───── LISTED ENTRIES ─────

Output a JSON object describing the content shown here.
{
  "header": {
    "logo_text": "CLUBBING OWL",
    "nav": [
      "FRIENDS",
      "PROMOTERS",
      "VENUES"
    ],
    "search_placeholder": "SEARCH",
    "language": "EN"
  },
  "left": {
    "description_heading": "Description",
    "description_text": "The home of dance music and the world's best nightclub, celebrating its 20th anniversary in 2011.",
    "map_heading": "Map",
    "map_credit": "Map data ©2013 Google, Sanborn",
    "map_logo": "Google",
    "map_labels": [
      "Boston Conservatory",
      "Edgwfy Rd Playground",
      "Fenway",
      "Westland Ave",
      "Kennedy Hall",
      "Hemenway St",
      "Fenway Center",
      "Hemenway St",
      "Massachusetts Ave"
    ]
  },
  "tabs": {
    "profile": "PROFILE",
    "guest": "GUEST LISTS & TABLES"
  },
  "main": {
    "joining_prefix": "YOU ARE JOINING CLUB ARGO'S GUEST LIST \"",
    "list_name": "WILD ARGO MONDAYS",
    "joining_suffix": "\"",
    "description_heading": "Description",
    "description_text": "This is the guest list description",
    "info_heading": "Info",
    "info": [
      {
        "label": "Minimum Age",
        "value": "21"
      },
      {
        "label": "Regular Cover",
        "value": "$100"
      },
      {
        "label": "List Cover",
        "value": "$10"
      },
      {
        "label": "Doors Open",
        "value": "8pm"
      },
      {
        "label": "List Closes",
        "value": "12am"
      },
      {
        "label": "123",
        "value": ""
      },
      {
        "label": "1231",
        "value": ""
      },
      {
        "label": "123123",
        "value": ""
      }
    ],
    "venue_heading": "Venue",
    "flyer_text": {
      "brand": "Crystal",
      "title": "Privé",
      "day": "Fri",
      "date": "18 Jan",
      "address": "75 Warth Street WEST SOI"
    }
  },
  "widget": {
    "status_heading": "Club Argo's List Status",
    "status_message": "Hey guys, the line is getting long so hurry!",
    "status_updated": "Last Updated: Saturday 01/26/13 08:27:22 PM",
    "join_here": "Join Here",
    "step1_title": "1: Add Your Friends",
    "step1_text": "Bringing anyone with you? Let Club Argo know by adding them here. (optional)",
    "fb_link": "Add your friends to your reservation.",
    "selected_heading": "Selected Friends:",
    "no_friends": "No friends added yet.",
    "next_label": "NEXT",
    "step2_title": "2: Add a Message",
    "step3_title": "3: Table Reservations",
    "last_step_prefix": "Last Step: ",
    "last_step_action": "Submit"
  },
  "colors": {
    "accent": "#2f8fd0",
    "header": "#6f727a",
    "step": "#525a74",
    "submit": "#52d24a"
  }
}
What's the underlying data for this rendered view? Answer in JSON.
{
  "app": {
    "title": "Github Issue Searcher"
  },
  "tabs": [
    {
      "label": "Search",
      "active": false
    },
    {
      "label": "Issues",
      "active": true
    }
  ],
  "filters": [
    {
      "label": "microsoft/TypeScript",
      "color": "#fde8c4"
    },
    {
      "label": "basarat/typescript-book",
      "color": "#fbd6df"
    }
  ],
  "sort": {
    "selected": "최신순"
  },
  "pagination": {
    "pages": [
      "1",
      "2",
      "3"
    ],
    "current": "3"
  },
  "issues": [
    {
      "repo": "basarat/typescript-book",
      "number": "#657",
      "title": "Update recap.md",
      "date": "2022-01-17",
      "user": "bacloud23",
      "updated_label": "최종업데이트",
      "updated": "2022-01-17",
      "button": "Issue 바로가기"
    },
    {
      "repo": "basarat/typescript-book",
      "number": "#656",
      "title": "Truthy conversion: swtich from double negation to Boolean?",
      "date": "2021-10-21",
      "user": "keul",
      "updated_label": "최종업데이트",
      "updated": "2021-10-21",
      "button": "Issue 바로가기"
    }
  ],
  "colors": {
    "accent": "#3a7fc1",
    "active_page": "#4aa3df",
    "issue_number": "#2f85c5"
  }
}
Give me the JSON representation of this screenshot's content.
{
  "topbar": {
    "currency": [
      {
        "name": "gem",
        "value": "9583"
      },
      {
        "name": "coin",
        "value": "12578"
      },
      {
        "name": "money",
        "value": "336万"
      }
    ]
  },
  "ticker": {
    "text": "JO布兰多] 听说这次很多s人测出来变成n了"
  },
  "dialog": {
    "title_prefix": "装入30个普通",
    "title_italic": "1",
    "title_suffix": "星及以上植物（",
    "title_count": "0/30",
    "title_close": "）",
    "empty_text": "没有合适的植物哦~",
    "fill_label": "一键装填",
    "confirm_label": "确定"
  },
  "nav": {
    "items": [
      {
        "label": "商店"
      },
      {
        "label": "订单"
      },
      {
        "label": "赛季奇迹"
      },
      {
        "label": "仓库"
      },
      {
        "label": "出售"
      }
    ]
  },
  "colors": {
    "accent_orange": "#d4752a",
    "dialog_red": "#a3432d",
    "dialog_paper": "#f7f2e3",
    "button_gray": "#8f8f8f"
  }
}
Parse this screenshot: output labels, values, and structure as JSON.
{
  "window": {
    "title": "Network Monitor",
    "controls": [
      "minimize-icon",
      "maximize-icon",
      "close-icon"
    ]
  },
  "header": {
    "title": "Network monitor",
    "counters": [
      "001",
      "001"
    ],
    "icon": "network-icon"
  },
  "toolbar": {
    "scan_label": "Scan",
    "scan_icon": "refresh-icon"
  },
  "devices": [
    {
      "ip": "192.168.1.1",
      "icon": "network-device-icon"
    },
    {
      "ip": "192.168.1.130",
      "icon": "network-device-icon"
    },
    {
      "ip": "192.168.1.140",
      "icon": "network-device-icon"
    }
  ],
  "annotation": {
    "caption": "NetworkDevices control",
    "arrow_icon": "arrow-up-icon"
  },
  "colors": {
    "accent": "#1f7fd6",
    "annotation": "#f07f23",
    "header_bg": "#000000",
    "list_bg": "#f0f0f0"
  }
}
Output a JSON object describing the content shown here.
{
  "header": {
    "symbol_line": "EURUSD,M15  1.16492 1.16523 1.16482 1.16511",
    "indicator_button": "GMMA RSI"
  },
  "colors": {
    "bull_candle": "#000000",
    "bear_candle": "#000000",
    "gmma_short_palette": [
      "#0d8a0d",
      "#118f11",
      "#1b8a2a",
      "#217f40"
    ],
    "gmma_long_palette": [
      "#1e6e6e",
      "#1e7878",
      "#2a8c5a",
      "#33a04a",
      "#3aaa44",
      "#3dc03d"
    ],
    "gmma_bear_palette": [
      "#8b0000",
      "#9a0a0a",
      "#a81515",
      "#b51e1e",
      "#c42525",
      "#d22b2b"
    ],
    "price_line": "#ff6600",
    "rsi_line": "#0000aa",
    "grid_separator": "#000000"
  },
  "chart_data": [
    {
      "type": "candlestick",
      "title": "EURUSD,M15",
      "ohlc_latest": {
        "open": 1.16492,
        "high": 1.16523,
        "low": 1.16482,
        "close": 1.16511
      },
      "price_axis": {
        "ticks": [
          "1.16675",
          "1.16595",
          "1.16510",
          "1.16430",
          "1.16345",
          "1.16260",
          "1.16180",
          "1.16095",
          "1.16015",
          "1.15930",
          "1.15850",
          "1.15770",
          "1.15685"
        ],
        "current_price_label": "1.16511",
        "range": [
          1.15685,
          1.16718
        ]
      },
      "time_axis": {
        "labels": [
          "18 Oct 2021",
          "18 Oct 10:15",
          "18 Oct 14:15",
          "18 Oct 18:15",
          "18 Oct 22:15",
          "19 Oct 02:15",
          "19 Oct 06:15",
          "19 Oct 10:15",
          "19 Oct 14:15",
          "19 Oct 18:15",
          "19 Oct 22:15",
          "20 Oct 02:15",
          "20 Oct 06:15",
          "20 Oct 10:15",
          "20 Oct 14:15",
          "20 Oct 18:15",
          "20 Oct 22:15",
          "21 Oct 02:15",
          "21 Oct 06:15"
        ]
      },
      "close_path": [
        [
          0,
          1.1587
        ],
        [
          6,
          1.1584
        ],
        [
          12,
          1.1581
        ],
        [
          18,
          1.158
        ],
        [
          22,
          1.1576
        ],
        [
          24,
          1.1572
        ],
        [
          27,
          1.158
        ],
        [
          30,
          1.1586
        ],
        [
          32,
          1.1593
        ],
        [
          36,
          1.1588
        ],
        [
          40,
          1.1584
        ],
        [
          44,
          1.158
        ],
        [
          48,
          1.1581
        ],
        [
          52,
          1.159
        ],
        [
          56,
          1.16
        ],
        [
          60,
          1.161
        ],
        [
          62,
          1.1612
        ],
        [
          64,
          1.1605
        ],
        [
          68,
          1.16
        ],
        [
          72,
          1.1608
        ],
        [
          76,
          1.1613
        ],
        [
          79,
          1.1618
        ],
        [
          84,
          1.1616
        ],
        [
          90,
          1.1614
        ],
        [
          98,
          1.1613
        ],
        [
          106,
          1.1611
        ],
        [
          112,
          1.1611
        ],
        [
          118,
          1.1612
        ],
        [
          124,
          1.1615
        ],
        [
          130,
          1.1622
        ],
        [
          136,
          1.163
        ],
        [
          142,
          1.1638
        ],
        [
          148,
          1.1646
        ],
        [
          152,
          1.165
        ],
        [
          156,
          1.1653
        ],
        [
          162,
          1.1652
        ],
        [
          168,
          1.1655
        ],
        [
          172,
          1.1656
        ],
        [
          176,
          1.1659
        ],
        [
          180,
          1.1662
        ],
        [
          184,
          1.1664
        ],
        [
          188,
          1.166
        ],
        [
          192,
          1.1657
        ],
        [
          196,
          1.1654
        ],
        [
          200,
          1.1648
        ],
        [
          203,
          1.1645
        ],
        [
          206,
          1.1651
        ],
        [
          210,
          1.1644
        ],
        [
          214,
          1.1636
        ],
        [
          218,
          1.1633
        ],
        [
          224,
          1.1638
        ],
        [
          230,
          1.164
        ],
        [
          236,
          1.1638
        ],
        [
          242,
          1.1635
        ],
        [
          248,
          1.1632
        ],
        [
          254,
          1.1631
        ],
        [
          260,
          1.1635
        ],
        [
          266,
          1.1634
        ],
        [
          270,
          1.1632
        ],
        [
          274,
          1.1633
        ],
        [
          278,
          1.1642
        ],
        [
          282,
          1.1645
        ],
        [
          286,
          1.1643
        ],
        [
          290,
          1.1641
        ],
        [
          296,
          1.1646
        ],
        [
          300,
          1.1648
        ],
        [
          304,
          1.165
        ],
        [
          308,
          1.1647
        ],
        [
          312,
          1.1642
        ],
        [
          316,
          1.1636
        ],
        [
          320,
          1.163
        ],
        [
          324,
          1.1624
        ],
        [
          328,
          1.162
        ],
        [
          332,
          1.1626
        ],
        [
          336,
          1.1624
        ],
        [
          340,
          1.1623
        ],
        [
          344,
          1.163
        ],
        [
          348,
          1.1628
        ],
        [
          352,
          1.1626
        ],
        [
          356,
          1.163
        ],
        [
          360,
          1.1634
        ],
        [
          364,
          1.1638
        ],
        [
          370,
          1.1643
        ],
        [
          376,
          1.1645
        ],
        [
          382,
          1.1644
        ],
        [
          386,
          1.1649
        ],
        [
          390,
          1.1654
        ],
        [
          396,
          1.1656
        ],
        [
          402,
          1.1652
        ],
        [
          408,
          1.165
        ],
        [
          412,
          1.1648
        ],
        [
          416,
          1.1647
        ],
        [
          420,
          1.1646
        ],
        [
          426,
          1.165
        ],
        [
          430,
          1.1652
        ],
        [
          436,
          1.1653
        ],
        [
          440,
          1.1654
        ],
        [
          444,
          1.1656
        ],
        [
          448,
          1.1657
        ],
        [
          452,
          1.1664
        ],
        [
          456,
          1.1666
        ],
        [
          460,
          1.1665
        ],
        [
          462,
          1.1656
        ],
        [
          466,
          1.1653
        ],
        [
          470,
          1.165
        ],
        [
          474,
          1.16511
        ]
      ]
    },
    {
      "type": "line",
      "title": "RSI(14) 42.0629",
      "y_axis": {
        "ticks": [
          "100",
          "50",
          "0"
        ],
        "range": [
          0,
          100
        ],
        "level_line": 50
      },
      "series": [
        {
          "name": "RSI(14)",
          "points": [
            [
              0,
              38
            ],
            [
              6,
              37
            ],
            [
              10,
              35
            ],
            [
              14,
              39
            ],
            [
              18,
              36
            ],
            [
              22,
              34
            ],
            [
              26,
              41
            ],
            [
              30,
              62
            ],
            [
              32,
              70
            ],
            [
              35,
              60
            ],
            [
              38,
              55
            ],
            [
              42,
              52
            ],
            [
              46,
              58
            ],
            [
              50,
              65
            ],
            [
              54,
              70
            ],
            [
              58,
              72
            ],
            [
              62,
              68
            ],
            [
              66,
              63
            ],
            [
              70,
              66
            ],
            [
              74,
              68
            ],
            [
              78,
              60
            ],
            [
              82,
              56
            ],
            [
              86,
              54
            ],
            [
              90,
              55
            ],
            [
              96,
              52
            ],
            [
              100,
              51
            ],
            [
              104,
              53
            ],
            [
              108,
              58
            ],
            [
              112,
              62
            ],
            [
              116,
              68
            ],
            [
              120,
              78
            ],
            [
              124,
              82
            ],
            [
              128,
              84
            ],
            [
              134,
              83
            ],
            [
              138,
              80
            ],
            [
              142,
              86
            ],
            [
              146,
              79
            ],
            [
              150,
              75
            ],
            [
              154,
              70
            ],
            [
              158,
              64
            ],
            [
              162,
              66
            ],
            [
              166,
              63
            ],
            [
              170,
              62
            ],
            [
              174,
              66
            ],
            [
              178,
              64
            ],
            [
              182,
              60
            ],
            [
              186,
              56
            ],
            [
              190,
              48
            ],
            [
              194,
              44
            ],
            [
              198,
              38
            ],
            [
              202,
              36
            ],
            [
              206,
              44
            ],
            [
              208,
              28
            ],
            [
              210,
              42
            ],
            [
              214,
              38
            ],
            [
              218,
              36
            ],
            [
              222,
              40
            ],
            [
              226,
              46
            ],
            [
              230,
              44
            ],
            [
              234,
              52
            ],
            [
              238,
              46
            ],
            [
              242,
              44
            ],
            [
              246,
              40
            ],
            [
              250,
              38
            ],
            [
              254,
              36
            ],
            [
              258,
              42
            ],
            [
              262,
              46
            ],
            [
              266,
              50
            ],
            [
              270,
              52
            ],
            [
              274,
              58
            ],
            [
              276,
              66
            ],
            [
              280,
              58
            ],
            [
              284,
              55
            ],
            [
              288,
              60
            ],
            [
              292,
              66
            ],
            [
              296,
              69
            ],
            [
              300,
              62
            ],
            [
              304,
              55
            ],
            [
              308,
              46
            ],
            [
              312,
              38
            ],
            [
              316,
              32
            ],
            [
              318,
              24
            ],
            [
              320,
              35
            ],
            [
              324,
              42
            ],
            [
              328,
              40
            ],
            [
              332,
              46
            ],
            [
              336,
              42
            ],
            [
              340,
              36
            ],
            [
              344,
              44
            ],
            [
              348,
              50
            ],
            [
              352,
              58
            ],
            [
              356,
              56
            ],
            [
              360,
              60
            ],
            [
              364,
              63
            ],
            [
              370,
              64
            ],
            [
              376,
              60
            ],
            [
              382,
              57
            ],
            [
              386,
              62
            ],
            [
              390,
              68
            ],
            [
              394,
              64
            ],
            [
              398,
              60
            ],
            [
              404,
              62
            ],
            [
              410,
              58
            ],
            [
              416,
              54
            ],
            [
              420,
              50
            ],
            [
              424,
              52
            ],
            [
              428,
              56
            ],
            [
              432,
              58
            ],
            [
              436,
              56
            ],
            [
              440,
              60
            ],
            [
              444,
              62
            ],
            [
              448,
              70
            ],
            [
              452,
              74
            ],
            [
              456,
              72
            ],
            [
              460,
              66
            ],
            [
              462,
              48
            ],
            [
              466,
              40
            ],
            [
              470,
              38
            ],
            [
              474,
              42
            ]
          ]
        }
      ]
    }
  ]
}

─────

From the listing, copy every line where the string "Google" appears.

== ANSWER IN FULL ==
    "map_credit": "Map data ©2013 Google, Sanborn",
    "map_logo": "Google",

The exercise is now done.